[Stored data]
┄┄┄┄┄┄

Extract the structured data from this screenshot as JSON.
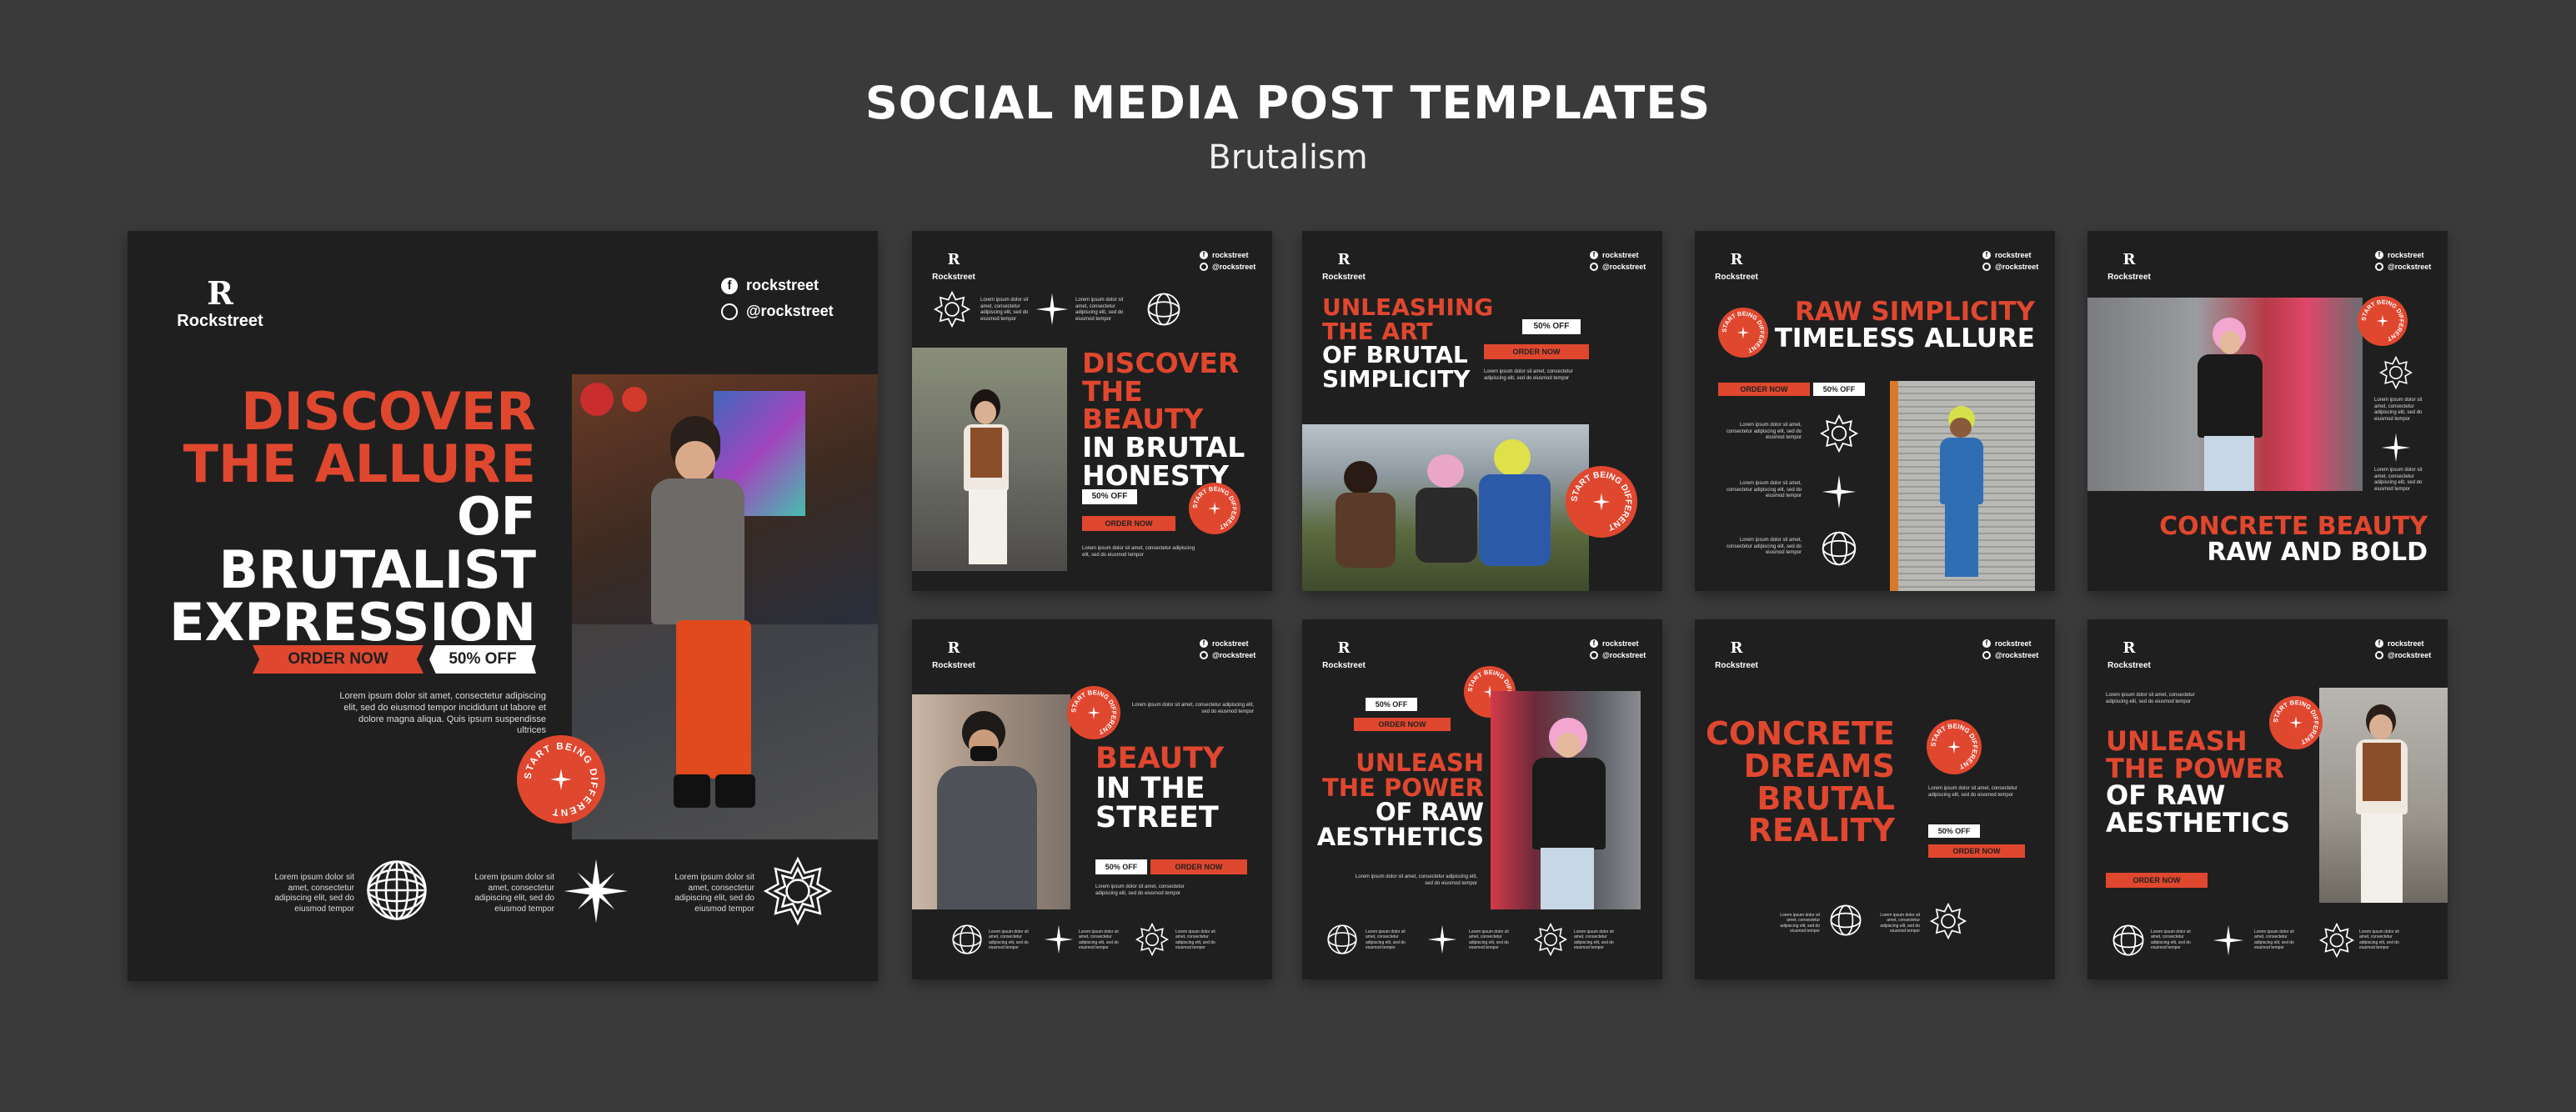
{
  "header": {
    "title": "SOCIAL MEDIA POST TEMPLATES",
    "subtitle": "Brutalism"
  },
  "brand": {
    "logo_letter": "R",
    "name": "Rockstreet",
    "facebook": "rockstreet",
    "instagram": "@rockstreet"
  },
  "colors": {
    "background": "#3a3a3a",
    "card": "#1f1f1f",
    "accent": "#e0472f",
    "text": "#ffffff"
  },
  "badge_text": "START BEING DIFFERENT",
  "icons": [
    "facebook-icon",
    "instagram-icon",
    "wavy-sphere-shape",
    "four-point-star-shape",
    "wavy-burst-shape"
  ],
  "lorem": {
    "long": "Lorem ipsum dolor sit amet, consectetur adipiscing elit, sed do eiusmod tempor incididunt ut labore et dolore magna aliqua. Quis ipsum suspendisse ultrices",
    "short": "Lorem ipsum dolor sit amet, consectetur adipiscing elit, sed do eiusmod tempor"
  },
  "main": {
    "headline": [
      "DISCOVER",
      "THE ALLURE",
      "OF BRUTALIST",
      "EXPRESSION"
    ],
    "order_label": "ORDER NOW",
    "discount_label": "50% OFF"
  },
  "cards": [
    {
      "headline": [
        "DISCOVER",
        "THE BEAUTY",
        "IN BRUTAL",
        "HONESTY"
      ],
      "discount": "50% OFF",
      "order": "ORDER NOW"
    },
    {
      "headline": [
        "UNLEASHING",
        "THE ART",
        "OF BRUTAL",
        "SIMPLICITY"
      ],
      "discount": "50% OFF",
      "order": "ORDER NOW"
    },
    {
      "headline": [
        "RAW SIMPLICITY",
        "TIMELESS ALLURE"
      ],
      "discount": "50% OFF",
      "order": "ORDER NOW"
    },
    {
      "headline": [
        "CONCRETE BEAUTY",
        "RAW AND BOLD"
      ]
    },
    {
      "headline": [
        "BEAUTY",
        "IN THE",
        "STREET"
      ],
      "discount": "50% OFF",
      "order": "ORDER NOW"
    },
    {
      "headline": [
        "UNLEASH",
        "THE POWER",
        "OF RAW",
        "AESTHETICS"
      ],
      "discount": "50% OFF",
      "order": "ORDER NOW"
    },
    {
      "headline": [
        "CONCRETE",
        "DREAMS",
        "BRUTAL",
        "REALITY"
      ],
      "discount": "50% OFF",
      "order": "ORDER NOW"
    },
    {
      "headline": [
        "UNLEASH",
        "THE POWER",
        "OF RAW",
        "AESTHETICS"
      ],
      "order": "ORDER NOW"
    }
  ]
}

┄┄┄┄┄┄

» **Exercise task**:
Excluding the pictures, reproduce every entry exactly as given.

» **Result of the exercise**:
Extract the structured data from this screenshot as JSON.
{
  "header": {
    "title": "SOCIAL MEDIA POST TEMPLATES",
    "subtitle": "Brutalism"
  },
  "brand": {
    "logo_letter": "R",
    "name": "Rockstreet",
    "facebook": "rockstreet",
    "instagram": "@rockstreet"
  },
  "colors": {
    "background": "#3a3a3a",
    "card": "#1f1f1f",
    "accent": "#e0472f",
    "text": "#ffffff"
  },
  "badge_text": "START BEING DIFFERENT",
  "icons": [
    "facebook-icon",
    "instagram-icon",
    "wavy-sphere-shape",
    "four-point-star-shape",
    "wavy-burst-shape"
  ],
  "lorem": {
    "long": "Lorem ipsum dolor sit amet, consectetur adipiscing elit, sed do eiusmod tempor incididunt ut labore et dolore magna aliqua. Quis ipsum suspendisse ultrices",
    "short": "Lorem ipsum dolor sit amet, consectetur adipiscing elit, sed do eiusmod tempor"
  },
  "main": {
    "headline": [
      "DISCOVER",
      "THE ALLURE",
      "OF BRUTALIST",
      "EXPRESSION"
    ],
    "order_label": "ORDER NOW",
    "discount_label": "50% OFF"
  },
  "cards": [
    {
      "headline": [
        "DISCOVER",
        "THE BEAUTY",
        "IN BRUTAL",
        "HONESTY"
      ],
      "discount": "50% OFF",
      "order": "ORDER NOW"
    },
    {
      "headline": [
        "UNLEASHING",
        "THE ART",
        "OF BRUTAL",
        "SIMPLICITY"
      ],
      "discount": "50% OFF",
      "order": "ORDER NOW"
    },
    {
      "headline": [
        "RAW SIMPLICITY",
        "TIMELESS ALLURE"
      ],
      "discount": "50% OFF",
      "order": "ORDER NOW"
    },
    {
      "headline": [
        "CONCRETE BEAUTY",
        "RAW AND BOLD"
      ]
    },
    {
      "headline": [
        "BEAUTY",
        "IN THE",
        "STREET"
      ],
      "discount": "50% OFF",
      "order": "ORDER NOW"
    },
    {
      "headline": [
        "UNLEASH",
        "THE POWER",
        "OF RAW",
        "AESTHETICS"
      ],
      "discount": "50% OFF",
      "order": "ORDER NOW"
    },
    {
      "headline": [
        "CONCRETE",
        "DREAMS",
        "BRUTAL",
        "REALITY"
      ],
      "discount": "50% OFF",
      "order": "ORDER NOW"
    },
    {
      "headline": [
        "UNLEASH",
        "THE POWER",
        "OF RAW",
        "AESTHETICS"
      ],
      "order": "ORDER NOW"
    }
  ]
}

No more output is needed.